━━━━━ RECORDS SHOWN ━━━━━
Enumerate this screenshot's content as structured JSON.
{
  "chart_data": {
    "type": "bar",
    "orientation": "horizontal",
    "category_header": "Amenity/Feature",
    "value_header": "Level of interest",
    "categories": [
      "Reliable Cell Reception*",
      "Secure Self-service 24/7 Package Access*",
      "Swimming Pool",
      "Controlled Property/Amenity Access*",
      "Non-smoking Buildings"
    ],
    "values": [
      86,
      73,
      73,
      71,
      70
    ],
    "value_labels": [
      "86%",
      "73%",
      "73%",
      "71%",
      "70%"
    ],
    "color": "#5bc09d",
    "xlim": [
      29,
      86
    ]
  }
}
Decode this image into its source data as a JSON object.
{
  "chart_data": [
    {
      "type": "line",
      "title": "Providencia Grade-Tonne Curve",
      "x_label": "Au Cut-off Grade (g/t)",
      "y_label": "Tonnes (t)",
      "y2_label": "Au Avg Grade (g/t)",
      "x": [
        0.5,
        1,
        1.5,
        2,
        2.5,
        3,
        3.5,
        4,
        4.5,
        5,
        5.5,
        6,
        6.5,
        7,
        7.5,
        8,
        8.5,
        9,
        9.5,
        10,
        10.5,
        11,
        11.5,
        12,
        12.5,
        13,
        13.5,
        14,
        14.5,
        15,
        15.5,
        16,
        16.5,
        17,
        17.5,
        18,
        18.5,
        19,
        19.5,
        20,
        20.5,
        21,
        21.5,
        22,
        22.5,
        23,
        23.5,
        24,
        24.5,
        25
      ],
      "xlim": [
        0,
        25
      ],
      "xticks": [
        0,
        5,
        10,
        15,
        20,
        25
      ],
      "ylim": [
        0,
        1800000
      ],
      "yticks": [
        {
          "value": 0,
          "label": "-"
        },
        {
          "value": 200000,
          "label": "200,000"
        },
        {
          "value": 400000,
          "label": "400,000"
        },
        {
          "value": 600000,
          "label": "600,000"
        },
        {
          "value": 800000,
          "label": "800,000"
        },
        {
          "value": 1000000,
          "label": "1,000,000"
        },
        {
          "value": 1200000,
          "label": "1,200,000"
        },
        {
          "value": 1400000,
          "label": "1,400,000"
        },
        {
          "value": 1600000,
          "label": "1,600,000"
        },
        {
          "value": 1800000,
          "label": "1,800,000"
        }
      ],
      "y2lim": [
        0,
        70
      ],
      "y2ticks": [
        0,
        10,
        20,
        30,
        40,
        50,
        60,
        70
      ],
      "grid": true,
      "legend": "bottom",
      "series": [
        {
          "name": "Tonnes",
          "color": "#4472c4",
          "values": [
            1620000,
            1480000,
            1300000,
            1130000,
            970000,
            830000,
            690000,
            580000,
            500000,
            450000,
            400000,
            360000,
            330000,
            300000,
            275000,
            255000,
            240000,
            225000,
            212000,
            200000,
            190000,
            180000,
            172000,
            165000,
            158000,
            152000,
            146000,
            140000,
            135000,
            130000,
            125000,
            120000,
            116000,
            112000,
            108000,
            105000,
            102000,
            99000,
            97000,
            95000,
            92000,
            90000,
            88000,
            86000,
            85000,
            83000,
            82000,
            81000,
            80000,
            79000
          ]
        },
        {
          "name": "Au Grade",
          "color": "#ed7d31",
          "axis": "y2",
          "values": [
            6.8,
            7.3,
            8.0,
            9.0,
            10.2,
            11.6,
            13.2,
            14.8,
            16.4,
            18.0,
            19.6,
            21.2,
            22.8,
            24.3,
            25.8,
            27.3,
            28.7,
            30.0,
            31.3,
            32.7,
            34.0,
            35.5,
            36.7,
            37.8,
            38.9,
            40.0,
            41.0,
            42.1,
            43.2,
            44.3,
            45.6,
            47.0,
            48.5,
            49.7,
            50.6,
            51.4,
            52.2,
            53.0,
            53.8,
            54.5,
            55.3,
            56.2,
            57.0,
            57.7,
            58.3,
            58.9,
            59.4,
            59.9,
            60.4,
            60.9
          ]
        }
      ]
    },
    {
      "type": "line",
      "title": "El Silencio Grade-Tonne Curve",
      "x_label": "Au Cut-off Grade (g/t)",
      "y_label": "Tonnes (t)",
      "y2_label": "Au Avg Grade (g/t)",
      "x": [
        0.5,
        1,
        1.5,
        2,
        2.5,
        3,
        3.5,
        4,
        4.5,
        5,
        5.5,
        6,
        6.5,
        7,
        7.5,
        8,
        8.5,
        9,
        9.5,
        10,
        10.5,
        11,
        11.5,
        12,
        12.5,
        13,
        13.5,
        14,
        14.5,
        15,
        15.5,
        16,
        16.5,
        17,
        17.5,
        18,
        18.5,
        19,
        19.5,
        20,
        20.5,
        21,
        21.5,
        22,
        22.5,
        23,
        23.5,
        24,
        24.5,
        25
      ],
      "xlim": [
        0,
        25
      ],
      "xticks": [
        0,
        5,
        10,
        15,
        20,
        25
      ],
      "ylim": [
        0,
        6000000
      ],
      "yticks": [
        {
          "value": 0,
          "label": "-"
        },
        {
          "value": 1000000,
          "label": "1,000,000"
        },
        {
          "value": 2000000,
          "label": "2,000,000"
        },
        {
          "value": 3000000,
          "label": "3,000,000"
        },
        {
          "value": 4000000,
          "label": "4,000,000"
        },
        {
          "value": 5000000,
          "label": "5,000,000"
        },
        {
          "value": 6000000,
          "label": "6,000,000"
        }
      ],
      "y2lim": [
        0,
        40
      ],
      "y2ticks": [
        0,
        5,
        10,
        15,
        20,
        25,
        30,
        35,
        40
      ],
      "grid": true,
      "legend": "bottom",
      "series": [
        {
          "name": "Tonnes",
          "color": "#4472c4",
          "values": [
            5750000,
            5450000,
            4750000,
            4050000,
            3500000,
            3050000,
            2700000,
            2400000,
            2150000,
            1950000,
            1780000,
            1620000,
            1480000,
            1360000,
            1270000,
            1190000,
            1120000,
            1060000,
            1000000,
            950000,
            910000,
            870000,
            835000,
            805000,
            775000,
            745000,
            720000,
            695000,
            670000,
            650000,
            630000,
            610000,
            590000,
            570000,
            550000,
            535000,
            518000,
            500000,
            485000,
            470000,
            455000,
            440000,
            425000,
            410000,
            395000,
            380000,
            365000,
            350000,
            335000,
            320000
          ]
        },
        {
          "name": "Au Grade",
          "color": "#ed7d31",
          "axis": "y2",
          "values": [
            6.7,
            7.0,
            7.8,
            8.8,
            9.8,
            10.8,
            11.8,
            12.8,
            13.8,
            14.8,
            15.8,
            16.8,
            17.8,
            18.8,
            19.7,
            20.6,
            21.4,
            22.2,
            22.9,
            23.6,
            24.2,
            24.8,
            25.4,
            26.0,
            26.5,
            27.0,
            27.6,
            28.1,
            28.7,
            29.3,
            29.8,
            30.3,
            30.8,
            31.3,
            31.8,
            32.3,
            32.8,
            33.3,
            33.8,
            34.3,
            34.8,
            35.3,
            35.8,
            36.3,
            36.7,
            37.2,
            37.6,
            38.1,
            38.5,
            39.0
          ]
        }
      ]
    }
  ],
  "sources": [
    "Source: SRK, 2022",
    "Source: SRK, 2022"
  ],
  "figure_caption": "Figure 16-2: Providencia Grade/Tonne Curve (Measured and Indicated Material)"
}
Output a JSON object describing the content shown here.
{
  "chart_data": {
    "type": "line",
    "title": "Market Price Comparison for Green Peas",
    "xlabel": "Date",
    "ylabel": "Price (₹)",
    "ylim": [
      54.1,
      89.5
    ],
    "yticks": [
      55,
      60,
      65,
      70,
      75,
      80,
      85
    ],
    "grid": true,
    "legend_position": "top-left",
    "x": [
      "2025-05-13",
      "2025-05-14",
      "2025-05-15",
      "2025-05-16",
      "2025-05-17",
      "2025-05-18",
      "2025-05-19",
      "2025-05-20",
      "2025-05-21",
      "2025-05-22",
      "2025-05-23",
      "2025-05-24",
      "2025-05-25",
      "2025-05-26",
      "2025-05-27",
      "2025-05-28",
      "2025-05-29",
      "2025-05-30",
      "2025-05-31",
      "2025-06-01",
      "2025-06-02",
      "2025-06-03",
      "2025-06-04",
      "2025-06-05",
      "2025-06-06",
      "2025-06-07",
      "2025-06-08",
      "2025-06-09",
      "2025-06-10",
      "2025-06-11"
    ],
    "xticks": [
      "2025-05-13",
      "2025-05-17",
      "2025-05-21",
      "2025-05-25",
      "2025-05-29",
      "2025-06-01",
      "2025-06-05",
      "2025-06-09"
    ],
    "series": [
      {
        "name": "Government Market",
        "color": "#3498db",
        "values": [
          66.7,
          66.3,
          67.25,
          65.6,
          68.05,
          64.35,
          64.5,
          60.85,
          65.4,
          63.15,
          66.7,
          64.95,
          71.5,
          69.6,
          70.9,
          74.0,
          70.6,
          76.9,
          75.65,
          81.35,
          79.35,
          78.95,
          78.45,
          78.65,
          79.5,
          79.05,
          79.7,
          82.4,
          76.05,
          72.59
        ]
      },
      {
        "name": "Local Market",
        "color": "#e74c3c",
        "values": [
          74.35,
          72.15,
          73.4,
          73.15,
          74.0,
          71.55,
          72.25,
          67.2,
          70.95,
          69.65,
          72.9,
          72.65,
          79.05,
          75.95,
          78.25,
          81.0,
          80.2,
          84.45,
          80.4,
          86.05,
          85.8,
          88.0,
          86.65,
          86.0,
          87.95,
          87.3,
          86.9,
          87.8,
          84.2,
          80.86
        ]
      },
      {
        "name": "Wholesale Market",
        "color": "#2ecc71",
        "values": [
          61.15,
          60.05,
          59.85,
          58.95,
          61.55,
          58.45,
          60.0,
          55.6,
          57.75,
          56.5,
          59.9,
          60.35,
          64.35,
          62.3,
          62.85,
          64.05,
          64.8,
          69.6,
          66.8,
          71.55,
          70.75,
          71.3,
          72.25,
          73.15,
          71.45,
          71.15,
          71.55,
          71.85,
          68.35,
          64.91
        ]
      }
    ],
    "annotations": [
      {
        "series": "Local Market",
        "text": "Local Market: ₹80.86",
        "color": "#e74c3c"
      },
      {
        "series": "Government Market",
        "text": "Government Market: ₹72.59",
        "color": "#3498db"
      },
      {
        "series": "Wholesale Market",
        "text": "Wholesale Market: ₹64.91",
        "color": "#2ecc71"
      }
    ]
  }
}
━━━━━
TASK REQUIREMENTS
Report how many lines in these entries contain "title". Answer with the number only.

SOLUTION
3